- _Request_
Render every entry exactly as it appears.

Data entries
--- --- ---

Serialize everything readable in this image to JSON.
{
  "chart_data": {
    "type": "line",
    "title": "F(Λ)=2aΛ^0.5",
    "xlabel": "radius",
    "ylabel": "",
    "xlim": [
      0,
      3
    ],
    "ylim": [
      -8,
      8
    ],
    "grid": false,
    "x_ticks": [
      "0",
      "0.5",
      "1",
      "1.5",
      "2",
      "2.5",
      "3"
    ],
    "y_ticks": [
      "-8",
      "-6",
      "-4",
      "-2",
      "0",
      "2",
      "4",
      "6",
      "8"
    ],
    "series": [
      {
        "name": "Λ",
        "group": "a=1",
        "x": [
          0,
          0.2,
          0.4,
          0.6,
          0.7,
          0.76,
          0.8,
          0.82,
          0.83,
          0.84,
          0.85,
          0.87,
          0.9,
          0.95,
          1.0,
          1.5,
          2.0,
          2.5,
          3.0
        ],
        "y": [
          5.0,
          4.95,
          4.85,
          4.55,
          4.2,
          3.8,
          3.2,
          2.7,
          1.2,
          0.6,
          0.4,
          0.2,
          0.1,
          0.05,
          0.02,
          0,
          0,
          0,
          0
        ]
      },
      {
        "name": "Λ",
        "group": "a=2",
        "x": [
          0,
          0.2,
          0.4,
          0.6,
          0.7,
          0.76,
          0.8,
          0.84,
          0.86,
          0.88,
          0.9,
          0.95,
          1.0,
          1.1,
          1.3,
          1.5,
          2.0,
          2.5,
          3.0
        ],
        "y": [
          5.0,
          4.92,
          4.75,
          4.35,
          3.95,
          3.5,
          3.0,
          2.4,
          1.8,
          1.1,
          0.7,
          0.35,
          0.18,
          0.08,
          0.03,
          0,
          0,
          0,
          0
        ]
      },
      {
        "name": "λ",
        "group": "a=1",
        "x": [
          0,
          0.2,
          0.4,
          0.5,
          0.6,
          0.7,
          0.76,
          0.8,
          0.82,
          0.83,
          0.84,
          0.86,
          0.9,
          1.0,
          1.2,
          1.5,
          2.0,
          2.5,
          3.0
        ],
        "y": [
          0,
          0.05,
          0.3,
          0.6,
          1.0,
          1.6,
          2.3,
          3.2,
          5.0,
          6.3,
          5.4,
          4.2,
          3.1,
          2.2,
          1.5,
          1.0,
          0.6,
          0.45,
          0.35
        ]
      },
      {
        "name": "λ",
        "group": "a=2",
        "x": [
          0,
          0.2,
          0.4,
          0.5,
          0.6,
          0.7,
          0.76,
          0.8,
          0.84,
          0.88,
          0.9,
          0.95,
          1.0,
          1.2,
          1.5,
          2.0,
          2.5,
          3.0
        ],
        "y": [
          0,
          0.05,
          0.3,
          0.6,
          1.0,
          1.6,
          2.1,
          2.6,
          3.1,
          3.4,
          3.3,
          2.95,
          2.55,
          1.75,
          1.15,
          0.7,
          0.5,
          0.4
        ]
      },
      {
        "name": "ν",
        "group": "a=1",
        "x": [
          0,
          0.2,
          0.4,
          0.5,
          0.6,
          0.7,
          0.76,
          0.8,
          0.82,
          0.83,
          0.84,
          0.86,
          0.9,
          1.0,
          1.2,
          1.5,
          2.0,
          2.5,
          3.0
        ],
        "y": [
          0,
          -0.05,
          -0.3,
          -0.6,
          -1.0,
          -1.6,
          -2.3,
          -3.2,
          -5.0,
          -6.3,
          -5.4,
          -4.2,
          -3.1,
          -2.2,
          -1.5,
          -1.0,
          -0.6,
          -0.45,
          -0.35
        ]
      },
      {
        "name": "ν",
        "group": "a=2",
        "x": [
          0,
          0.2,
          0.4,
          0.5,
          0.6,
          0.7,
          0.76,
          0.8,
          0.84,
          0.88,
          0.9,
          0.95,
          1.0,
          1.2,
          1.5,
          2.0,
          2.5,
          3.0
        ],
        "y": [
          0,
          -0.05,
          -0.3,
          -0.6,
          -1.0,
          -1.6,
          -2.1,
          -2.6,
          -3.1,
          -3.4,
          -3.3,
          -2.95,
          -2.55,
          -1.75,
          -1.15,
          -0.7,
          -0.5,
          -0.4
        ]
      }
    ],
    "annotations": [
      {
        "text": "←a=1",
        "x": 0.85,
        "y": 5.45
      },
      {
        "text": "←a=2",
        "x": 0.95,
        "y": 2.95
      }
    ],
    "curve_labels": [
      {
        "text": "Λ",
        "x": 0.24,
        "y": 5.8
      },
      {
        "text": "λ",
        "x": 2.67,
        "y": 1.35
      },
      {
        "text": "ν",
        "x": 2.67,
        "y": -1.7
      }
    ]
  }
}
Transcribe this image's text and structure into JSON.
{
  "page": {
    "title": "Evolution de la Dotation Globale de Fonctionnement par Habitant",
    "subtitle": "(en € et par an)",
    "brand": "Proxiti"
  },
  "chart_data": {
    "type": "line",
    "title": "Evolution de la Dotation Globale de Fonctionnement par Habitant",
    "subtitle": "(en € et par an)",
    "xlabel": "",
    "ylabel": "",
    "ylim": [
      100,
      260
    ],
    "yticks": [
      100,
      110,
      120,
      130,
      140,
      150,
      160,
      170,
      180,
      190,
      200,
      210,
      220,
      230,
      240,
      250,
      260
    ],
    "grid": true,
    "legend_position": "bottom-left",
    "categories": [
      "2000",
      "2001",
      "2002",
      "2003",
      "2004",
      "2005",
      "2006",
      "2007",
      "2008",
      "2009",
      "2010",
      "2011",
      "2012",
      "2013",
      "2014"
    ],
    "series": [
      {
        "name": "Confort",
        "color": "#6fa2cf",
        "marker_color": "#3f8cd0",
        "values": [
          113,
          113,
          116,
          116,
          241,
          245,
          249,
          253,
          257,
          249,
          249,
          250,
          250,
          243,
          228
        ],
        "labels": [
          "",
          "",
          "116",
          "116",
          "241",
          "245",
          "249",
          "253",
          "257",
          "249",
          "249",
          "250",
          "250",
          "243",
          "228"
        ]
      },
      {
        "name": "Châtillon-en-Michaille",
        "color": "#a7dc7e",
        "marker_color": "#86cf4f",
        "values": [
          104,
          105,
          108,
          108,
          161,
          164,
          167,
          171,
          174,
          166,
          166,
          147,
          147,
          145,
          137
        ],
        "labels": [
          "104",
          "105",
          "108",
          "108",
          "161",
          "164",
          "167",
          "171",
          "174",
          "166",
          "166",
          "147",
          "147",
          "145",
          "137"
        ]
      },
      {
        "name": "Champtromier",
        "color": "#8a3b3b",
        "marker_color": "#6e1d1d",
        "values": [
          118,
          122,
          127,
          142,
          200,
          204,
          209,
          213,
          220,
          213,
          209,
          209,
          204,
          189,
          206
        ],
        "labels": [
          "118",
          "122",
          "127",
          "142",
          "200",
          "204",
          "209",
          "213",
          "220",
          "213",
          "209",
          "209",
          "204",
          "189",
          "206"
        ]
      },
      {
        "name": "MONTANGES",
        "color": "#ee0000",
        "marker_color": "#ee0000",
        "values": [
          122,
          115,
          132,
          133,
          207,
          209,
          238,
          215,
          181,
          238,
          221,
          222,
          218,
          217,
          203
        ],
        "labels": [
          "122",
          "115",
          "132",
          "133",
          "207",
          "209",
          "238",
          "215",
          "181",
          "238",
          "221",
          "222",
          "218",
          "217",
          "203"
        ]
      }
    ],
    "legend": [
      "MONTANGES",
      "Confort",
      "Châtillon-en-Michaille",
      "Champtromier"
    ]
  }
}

--- --- ---

- _Full solution_
Serialize everything readable in this image to JSON.
{
  "chart_data": {
    "type": "line",
    "title": "F(Λ)=2aΛ^0.5",
    "xlabel": "radius",
    "ylabel": "",
    "xlim": [
      0,
      3
    ],
    "ylim": [
      -8,
      8
    ],
    "grid": false,
    "x_ticks": [
      "0",
      "0.5",
      "1",
      "1.5",
      "2",
      "2.5",
      "3"
    ],
    "y_ticks": [
      "-8",
      "-6",
      "-4",
      "-2",
      "0",
      "2",
      "4",
      "6",
      "8"
    ],
    "series": [
      {
        "name": "Λ",
        "group": "a=1",
        "x": [
          0,
          0.2,
          0.4,
          0.6,
          0.7,
          0.76,
          0.8,
          0.82,
          0.83,
          0.84,
          0.85,
          0.87,
          0.9,
          0.95,
          1.0,
          1.5,
          2.0,
          2.5,
          3.0
        ],
        "y": [
          5.0,
          4.95,
          4.85,
          4.55,
          4.2,
          3.8,
          3.2,
          2.7,
          1.2,
          0.6,
          0.4,
          0.2,
          0.1,
          0.05,
          0.02,
          0,
          0,
          0,
          0
        ]
      },
      {
        "name": "Λ",
        "group": "a=2",
        "x": [
          0,
          0.2,
          0.4,
          0.6,
          0.7,
          0.76,
          0.8,
          0.84,
          0.86,
          0.88,
          0.9,
          0.95,
          1.0,
          1.1,
          1.3,
          1.5,
          2.0,
          2.5,
          3.0
        ],
        "y": [
          5.0,
          4.92,
          4.75,
          4.35,
          3.95,
          3.5,
          3.0,
          2.4,
          1.8,
          1.1,
          0.7,
          0.35,
          0.18,
          0.08,
          0.03,
          0,
          0,
          0,
          0
        ]
      },
      {
        "name": "λ",
        "group": "a=1",
        "x": [
          0,
          0.2,
          0.4,
          0.5,
          0.6,
          0.7,
          0.76,
          0.8,
          0.82,
          0.83,
          0.84,
          0.86,
          0.9,
          1.0,
          1.2,
          1.5,
          2.0,
          2.5,
          3.0
        ],
        "y": [
          0,
          0.05,
          0.3,
          0.6,
          1.0,
          1.6,
          2.3,
          3.2,
          5.0,
          6.3,
          5.4,
          4.2,
          3.1,
          2.2,
          1.5,
          1.0,
          0.6,
          0.45,
          0.35
        ]
      },
      {
        "name": "λ",
        "group": "a=2",
        "x": [
          0,
          0.2,
          0.4,
          0.5,
          0.6,
          0.7,
          0.76,
          0.8,
          0.84,
          0.88,
          0.9,
          0.95,
          1.0,
          1.2,
          1.5,
          2.0,
          2.5,
          3.0
        ],
        "y": [
          0,
          0.05,
          0.3,
          0.6,
          1.0,
          1.6,
          2.1,
          2.6,
          3.1,
          3.4,
          3.3,
          2.95,
          2.55,
          1.75,
          1.15,
          0.7,
          0.5,
          0.4
        ]
      },
      {
        "name": "ν",
        "group": "a=1",
        "x": [
          0,
          0.2,
          0.4,
          0.5,
          0.6,
          0.7,
          0.76,
          0.8,
          0.82,
          0.83,
          0.84,
          0.86,
          0.9,
          1.0,
          1.2,
          1.5,
          2.0,
          2.5,
          3.0
        ],
        "y": [
          0,
          -0.05,
          -0.3,
          -0.6,
          -1.0,
          -1.6,
          -2.3,
          -3.2,
          -5.0,
          -6.3,
          -5.4,
          -4.2,
          -3.1,
          -2.2,
          -1.5,
          -1.0,
          -0.6,
          -0.45,
          -0.35
        ]
      },
      {
        "name": "ν",
        "group": "a=2",
        "x": [
          0,
          0.2,
          0.4,
          0.5,
          0.6,
          0.7,
          0.76,
          0.8,
          0.84,
          0.88,
          0.9,
          0.95,
          1.0,
          1.2,
          1.5,
          2.0,
          2.5,
          3.0
        ],
        "y": [
          0,
          -0.05,
          -0.3,
          -0.6,
          -1.0,
          -1.6,
          -2.1,
          -2.6,
          -3.1,
          -3.4,
          -3.3,
          -2.95,
          -2.55,
          -1.75,
          -1.15,
          -0.7,
          -0.5,
          -0.4
        ]
      }
    ],
    "annotations": [
      {
        "text": "←a=1",
        "x": 0.85,
        "y": 5.45
      },
      {
        "text": "←a=2",
        "x": 0.95,
        "y": 2.95
      }
    ],
    "curve_labels": [
      {
        "text": "Λ",
        "x": 0.24,
        "y": 5.8
      },
      {
        "text": "λ",
        "x": 2.67,
        "y": 1.35
      },
      {
        "text": "ν",
        "x": 2.67,
        "y": -1.7
      }
    ]
  }
}
Transcribe this image's text and structure into JSON.
{
  "page": {
    "title": "Evolution de la Dotation Globale de Fonctionnement par Habitant",
    "subtitle": "(en € et par an)",
    "brand": "Proxiti"
  },
  "chart_data": {
    "type": "line",
    "title": "Evolution de la Dotation Globale de Fonctionnement par Habitant",
    "subtitle": "(en € et par an)",
    "xlabel": "",
    "ylabel": "",
    "ylim": [
      100,
      260
    ],
    "yticks": [
      100,
      110,
      120,
      130,
      140,
      150,
      160,
      170,
      180,
      190,
      200,
      210,
      220,
      230,
      240,
      250,
      260
    ],
    "grid": true,
    "legend_position": "bottom-left",
    "categories": [
      "2000",
      "2001",
      "2002",
      "2003",
      "2004",
      "2005",
      "2006",
      "2007",
      "2008",
      "2009",
      "2010",
      "2011",
      "2012",
      "2013",
      "2014"
    ],
    "series": [
      {
        "name": "Confort",
        "color": "#6fa2cf",
        "marker_color": "#3f8cd0",
        "values": [
          113,
          113,
          116,
          116,
          241,
          245,
          249,
          253,
          257,
          249,
          249,
          250,
          250,
          243,
          228
        ],
        "labels": [
          "",
          "",
          "116",
          "116",
          "241",
          "245",
          "249",
          "253",
          "257",
          "249",
          "249",
          "250",
          "250",
          "243",
          "228"
        ]
      },
      {
        "name": "Châtillon-en-Michaille",
        "color": "#a7dc7e",
        "marker_color": "#86cf4f",
        "values": [
          104,
          105,
          108,
          108,
          161,
          164,
          167,
          171,
          174,
          166,
          166,
          147,
          147,
          145,
          137
        ],
        "labels": [
          "104",
          "105",
          "108",
          "108",
          "161",
          "164",
          "167",
          "171",
          "174",
          "166",
          "166",
          "147",
          "147",
          "145",
          "137"
        ]
      },
      {
        "name": "Champtromier",
        "color": "#8a3b3b",
        "marker_color": "#6e1d1d",
        "values": [
          118,
          122,
          127,
          142,
          200,
          204,
          209,
          213,
          220,
          213,
          209,
          209,
          204,
          189,
          206
        ],
        "labels": [
          "118",
          "122",
          "127",
          "142",
          "200",
          "204",
          "209",
          "213",
          "220",
          "213",
          "209",
          "209",
          "204",
          "189",
          "206"
        ]
      },
      {
        "name": "MONTANGES",
        "color": "#ee0000",
        "marker_color": "#ee0000",
        "values": [
          122,
          115,
          132,
          133,
          207,
          209,
          238,
          215,
          181,
          238,
          221,
          222,
          218,
          217,
          203
        ],
        "labels": [
          "122",
          "115",
          "132",
          "133",
          "207",
          "209",
          "238",
          "215",
          "181",
          "238",
          "221",
          "222",
          "218",
          "217",
          "203"
        ]
      }
    ],
    "legend": [
      "MONTANGES",
      "Confort",
      "Châtillon-en-Michaille",
      "Champtromier"
    ]
  }
}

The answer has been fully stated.